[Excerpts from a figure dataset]
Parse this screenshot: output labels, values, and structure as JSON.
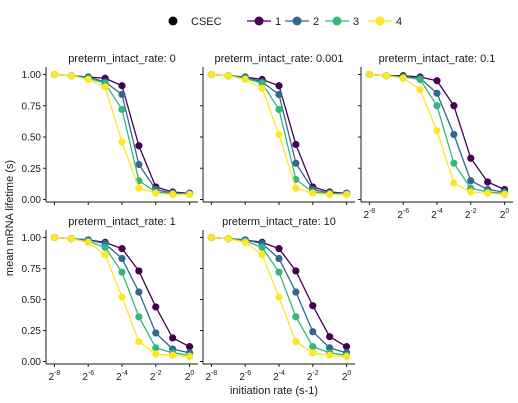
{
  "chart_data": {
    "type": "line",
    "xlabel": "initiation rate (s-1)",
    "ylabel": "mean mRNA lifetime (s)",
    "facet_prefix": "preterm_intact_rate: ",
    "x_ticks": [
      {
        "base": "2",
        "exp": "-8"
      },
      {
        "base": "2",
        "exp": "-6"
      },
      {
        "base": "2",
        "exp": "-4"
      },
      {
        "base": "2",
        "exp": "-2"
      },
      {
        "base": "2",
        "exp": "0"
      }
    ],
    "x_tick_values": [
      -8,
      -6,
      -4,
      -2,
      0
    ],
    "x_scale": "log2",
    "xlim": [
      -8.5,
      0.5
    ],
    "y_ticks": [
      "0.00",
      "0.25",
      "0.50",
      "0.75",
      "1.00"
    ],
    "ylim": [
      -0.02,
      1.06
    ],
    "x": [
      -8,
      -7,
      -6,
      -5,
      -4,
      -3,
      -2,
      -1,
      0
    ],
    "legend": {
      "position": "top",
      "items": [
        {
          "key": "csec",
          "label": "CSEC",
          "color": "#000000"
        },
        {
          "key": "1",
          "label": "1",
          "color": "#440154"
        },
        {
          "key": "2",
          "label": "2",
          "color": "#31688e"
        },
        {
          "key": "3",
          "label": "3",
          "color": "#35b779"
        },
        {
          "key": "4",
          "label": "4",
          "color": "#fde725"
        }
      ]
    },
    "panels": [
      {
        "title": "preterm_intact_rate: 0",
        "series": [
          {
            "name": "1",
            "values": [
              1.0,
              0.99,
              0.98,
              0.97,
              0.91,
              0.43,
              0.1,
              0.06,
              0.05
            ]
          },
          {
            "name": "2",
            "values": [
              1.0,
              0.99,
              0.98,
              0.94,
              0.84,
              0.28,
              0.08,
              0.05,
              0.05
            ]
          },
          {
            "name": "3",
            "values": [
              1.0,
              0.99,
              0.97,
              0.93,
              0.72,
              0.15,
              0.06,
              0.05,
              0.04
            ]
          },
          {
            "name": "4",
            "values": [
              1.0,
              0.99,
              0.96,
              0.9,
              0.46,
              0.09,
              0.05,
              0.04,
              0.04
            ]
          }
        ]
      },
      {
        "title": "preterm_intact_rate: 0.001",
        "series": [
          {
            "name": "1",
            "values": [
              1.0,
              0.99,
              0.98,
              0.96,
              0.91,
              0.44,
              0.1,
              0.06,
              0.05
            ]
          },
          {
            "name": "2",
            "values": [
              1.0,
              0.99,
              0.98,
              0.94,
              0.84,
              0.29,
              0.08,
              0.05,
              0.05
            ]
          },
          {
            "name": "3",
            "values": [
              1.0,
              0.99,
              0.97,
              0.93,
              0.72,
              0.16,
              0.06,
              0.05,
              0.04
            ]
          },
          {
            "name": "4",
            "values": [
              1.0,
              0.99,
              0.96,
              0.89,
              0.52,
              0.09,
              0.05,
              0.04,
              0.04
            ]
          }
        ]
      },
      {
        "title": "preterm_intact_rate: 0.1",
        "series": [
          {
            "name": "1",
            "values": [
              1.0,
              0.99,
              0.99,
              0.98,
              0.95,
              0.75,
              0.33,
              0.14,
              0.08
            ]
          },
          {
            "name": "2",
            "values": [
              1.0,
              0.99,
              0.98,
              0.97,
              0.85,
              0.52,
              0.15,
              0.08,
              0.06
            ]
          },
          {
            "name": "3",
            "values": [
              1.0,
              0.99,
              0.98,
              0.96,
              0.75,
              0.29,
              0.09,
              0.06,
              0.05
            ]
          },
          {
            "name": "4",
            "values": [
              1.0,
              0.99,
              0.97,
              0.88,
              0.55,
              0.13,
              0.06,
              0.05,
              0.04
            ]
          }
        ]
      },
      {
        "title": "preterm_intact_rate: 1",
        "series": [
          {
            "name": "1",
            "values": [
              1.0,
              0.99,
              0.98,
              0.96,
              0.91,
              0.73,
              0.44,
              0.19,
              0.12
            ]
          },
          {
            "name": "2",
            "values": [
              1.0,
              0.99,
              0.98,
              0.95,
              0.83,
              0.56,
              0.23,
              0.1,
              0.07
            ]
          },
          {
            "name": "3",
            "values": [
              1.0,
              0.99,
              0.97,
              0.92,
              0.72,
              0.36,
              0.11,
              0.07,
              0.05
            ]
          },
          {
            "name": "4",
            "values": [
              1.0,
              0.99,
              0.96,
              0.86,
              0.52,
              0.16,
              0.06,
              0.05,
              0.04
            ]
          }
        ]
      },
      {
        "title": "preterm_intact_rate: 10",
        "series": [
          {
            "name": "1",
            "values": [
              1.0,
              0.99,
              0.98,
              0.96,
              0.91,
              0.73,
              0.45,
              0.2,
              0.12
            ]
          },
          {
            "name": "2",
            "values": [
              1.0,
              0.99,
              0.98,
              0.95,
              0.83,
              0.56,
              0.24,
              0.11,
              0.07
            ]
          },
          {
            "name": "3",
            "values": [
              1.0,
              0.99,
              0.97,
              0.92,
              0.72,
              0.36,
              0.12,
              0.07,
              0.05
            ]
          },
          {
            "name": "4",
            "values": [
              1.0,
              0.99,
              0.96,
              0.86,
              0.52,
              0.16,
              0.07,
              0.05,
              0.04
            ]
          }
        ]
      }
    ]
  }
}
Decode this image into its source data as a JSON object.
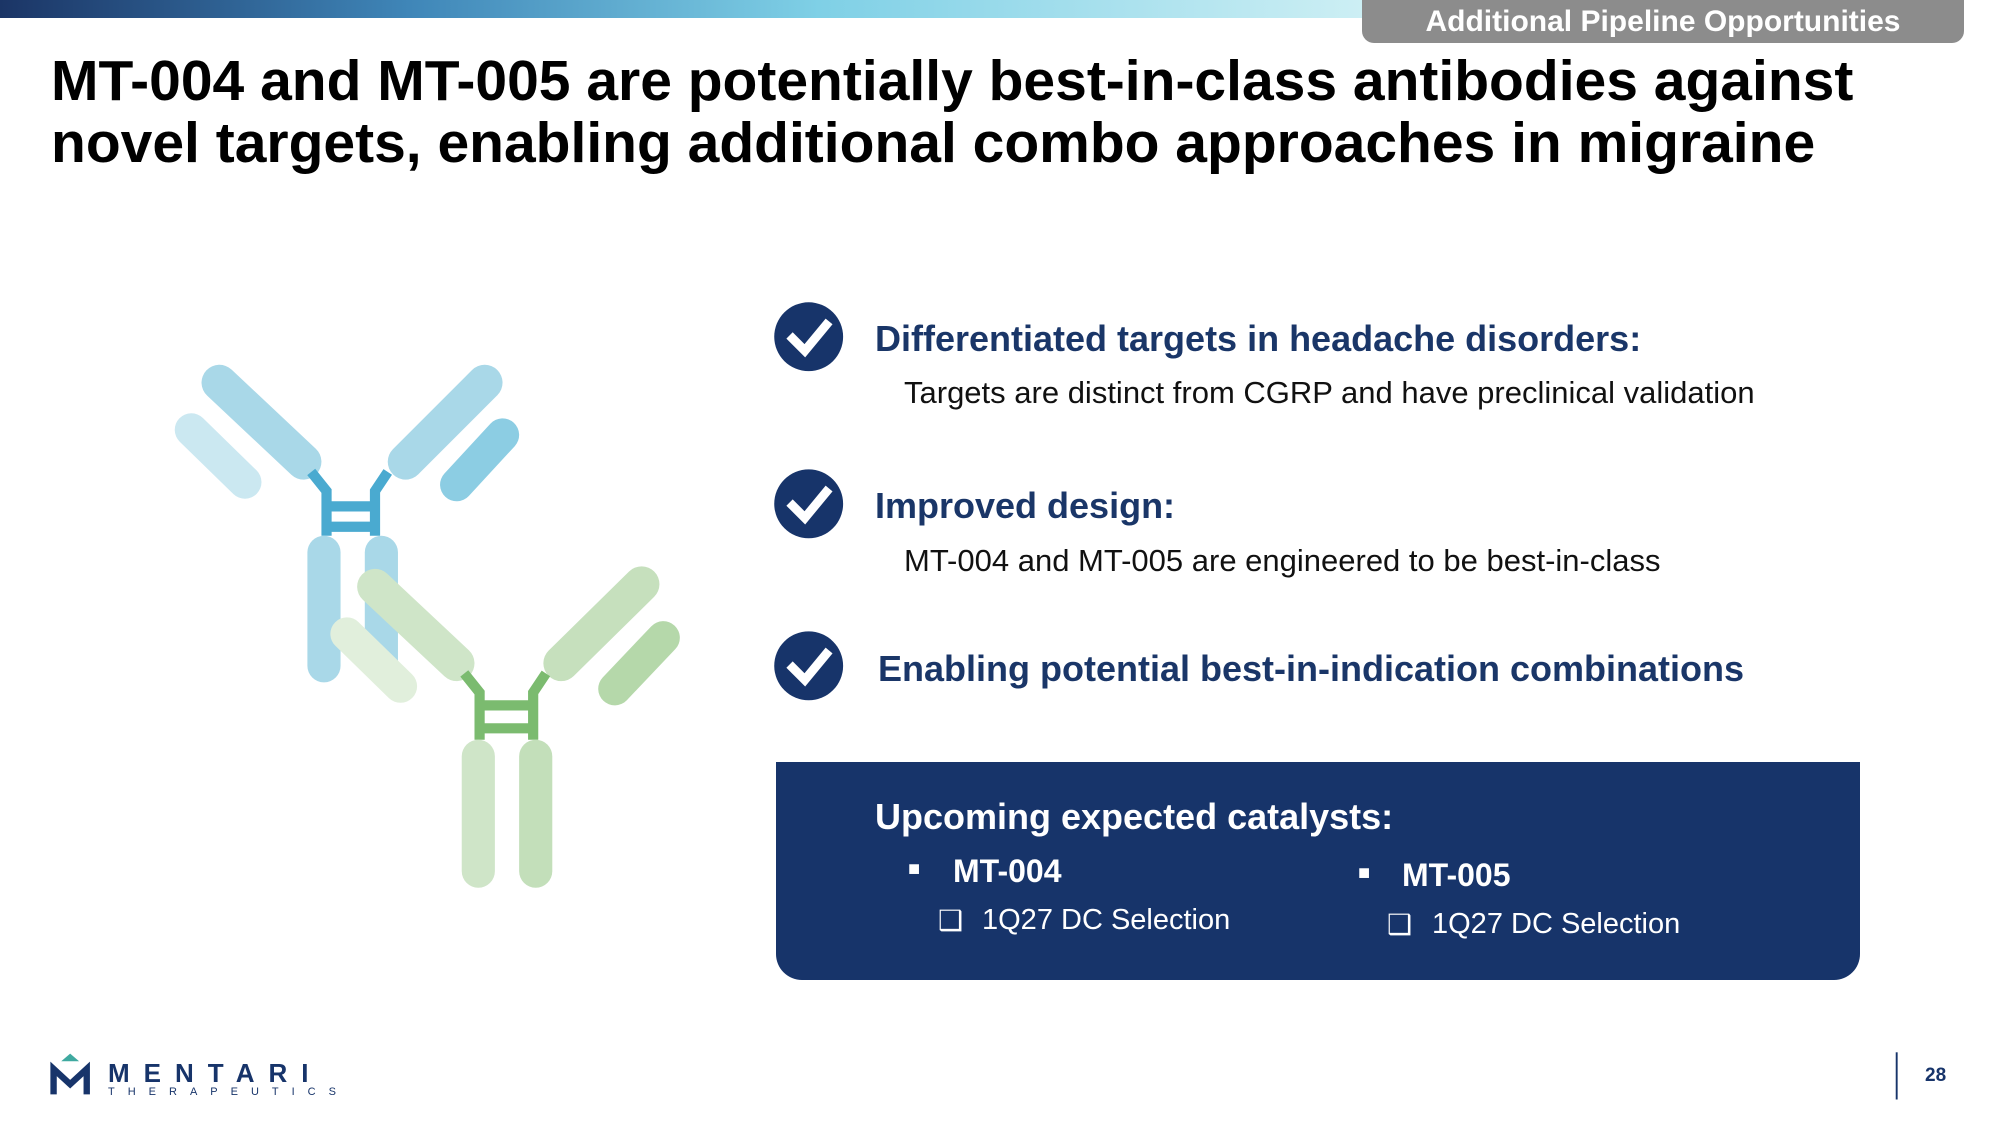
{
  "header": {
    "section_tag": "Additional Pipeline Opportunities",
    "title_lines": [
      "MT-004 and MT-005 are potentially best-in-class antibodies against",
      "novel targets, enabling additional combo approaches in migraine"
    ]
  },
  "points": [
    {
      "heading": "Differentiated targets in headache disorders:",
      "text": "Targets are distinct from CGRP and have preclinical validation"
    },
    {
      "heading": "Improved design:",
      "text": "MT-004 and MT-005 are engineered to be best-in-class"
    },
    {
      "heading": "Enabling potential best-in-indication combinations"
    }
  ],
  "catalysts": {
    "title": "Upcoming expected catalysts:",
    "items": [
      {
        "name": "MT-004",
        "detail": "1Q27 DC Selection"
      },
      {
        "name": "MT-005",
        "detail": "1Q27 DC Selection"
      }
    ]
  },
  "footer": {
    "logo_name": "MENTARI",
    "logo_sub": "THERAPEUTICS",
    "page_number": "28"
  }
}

YOUR INSTRUCTIONS: The reply should reproduce every entry above word for word and contain no pictures.

FINISHED EXERCISE:
Parse this screenshot: output labels, values, and structure as JSON.
{
  "chart_data": {
    "type": "line",
    "xlabel": "initiation rate (s-1)",
    "ylabel": "mean mRNA lifetime (s)",
    "facet_prefix": "preterm_intact_rate: ",
    "x_ticks": [
      {
        "base": "2",
        "exp": "-8"
      },
      {
        "base": "2",
        "exp": "-6"
      },
      {
        "base": "2",
        "exp": "-4"
      },
      {
        "base": "2",
        "exp": "-2"
      },
      {
        "base": "2",
        "exp": "0"
      }
    ],
    "x_tick_values": [
      -8,
      -6,
      -4,
      -2,
      0
    ],
    "x_scale": "log2",
    "xlim": [
      -8.5,
      0.5
    ],
    "y_ticks": [
      "0.00",
      "0.25",
      "0.50",
      "0.75",
      "1.00"
    ],
    "ylim": [
      -0.02,
      1.06
    ],
    "x": [
      -8,
      -7,
      -6,
      -5,
      -4,
      -3,
      -2,
      -1,
      0
    ],
    "legend": {
      "position": "top",
      "items": [
        {
          "key": "csec",
          "label": "CSEC",
          "color": "#000000"
        },
        {
          "key": "1",
          "label": "1",
          "color": "#440154"
        },
        {
          "key": "2",
          "label": "2",
          "color": "#31688e"
        },
        {
          "key": "3",
          "label": "3",
          "color": "#35b779"
        },
        {
          "key": "4",
          "label": "4",
          "color": "#fde725"
        }
      ]
    },
    "panels": [
      {
        "title": "preterm_intact_rate: 0",
        "series": [
          {
            "name": "1",
            "values": [
              1.0,
              0.99,
              0.98,
              0.97,
              0.91,
              0.43,
              0.1,
              0.06,
              0.05
            ]
          },
          {
            "name": "2",
            "values": [
              1.0,
              0.99,
              0.98,
              0.94,
              0.84,
              0.28,
              0.08,
              0.05,
              0.05
            ]
          },
          {
            "name": "3",
            "values": [
              1.0,
              0.99,
              0.97,
              0.93,
              0.72,
              0.15,
              0.06,
              0.05,
              0.04
            ]
          },
          {
            "name": "4",
            "values": [
              1.0,
              0.99,
              0.96,
              0.9,
              0.46,
              0.09,
              0.05,
              0.04,
              0.04
            ]
          }
        ]
      },
      {
        "title": "preterm_intact_rate: 0.001",
        "series": [
          {
            "name": "1",
            "values": [
              1.0,
              0.99,
              0.98,
              0.96,
              0.91,
              0.44,
              0.1,
              0.06,
              0.05
            ]
          },
          {
            "name": "2",
            "values": [
              1.0,
              0.99,
              0.98,
              0.94,
              0.84,
              0.29,
              0.08,
              0.05,
              0.05
            ]
          },
          {
            "name": "3",
            "values": [
              1.0,
              0.99,
              0.97,
              0.93,
              0.72,
              0.16,
              0.06,
              0.05,
              0.04
            ]
          },
          {
            "name": "4",
            "values": [
              1.0,
              0.99,
              0.96,
              0.89,
              0.52,
              0.09,
              0.05,
              0.04,
              0.04
            ]
          }
        ]
      },
      {
        "title": "preterm_intact_rate: 0.1",
        "series": [
          {
            "name": "1",
            "values": [
              1.0,
              0.99,
              0.99,
              0.98,
              0.95,
              0.75,
              0.33,
              0.14,
              0.08
            ]
          },
          {
            "name": "2",
            "values": [
              1.0,
              0.99,
              0.98,
              0.97,
              0.85,
              0.52,
              0.15,
              0.08,
              0.06
            ]
          },
          {
            "name": "3",
            "values": [
              1.0,
              0.99,
              0.98,
              0.96,
              0.75,
              0.29,
              0.09,
              0.06,
              0.05
            ]
          },
          {
            "name": "4",
            "values": [
              1.0,
              0.99,
              0.97,
              0.88,
              0.55,
              0.13,
              0.06,
              0.05,
              0.04
            ]
          }
        ]
      },
      {
        "title": "preterm_intact_rate: 1",
        "series": [
          {
            "name": "1",
            "values": [
              1.0,
              0.99,
              0.98,
              0.96,
              0.91,
              0.73,
              0.44,
              0.19,
              0.12
            ]
          },
          {
            "name": "2",
            "values": [
              1.0,
              0.99,
              0.98,
              0.95,
              0.83,
              0.56,
              0.23,
              0.1,
              0.07
            ]
          },
          {
            "name": "3",
            "values": [
              1.0,
              0.99,
              0.97,
              0.92,
              0.72,
              0.36,
              0.11,
              0.07,
              0.05
            ]
          },
          {
            "name": "4",
            "values": [
              1.0,
              0.99,
              0.96,
              0.86,
              0.52,
              0.16,
              0.06,
              0.05,
              0.04
            ]
          }
        ]
      },
      {
        "title": "preterm_intact_rate: 10",
        "series": [
          {
            "name": "1",
            "values": [
              1.0,
              0.99,
              0.98,
              0.96,
              0.91,
              0.73,
              0.45,
              0.2,
              0.12
            ]
          },
          {
            "name": "2",
            "values": [
              1.0,
              0.99,
              0.98,
              0.95,
              0.83,
              0.56,
              0.24,
              0.11,
              0.07
            ]
          },
          {
            "name": "3",
            "values": [
              1.0,
              0.99,
              0.97,
              0.92,
              0.72,
              0.36,
              0.12,
              0.07,
              0.05
            ]
          },
          {
            "name": "4",
            "values": [
              1.0,
              0.99,
              0.96,
              0.86,
              0.52,
              0.16,
              0.07,
              0.05,
              0.04
            ]
          }
        ]
      }
    ]
  }
}
Decode this image into its source data as a JSON object.
{
  "header": {
    "section_tag": "Additional Pipeline Opportunities",
    "title_lines": [
      "MT-004 and MT-005 are potentially best-in-class antibodies against",
      "novel targets, enabling additional combo approaches in migraine"
    ]
  },
  "points": [
    {
      "heading": "Differentiated targets in headache disorders:",
      "text": "Targets are distinct from CGRP and have preclinical validation"
    },
    {
      "heading": "Improved design:",
      "text": "MT-004 and MT-005 are engineered to be best-in-class"
    },
    {
      "heading": "Enabling potential best-in-indication combinations"
    }
  ],
  "catalysts": {
    "title": "Upcoming expected catalysts:",
    "items": [
      {
        "name": "MT-004",
        "detail": "1Q27 DC Selection"
      },
      {
        "name": "MT-005",
        "detail": "1Q27 DC Selection"
      }
    ]
  },
  "footer": {
    "logo_name": "MENTARI",
    "logo_sub": "THERAPEUTICS",
    "page_number": "28"
  }
}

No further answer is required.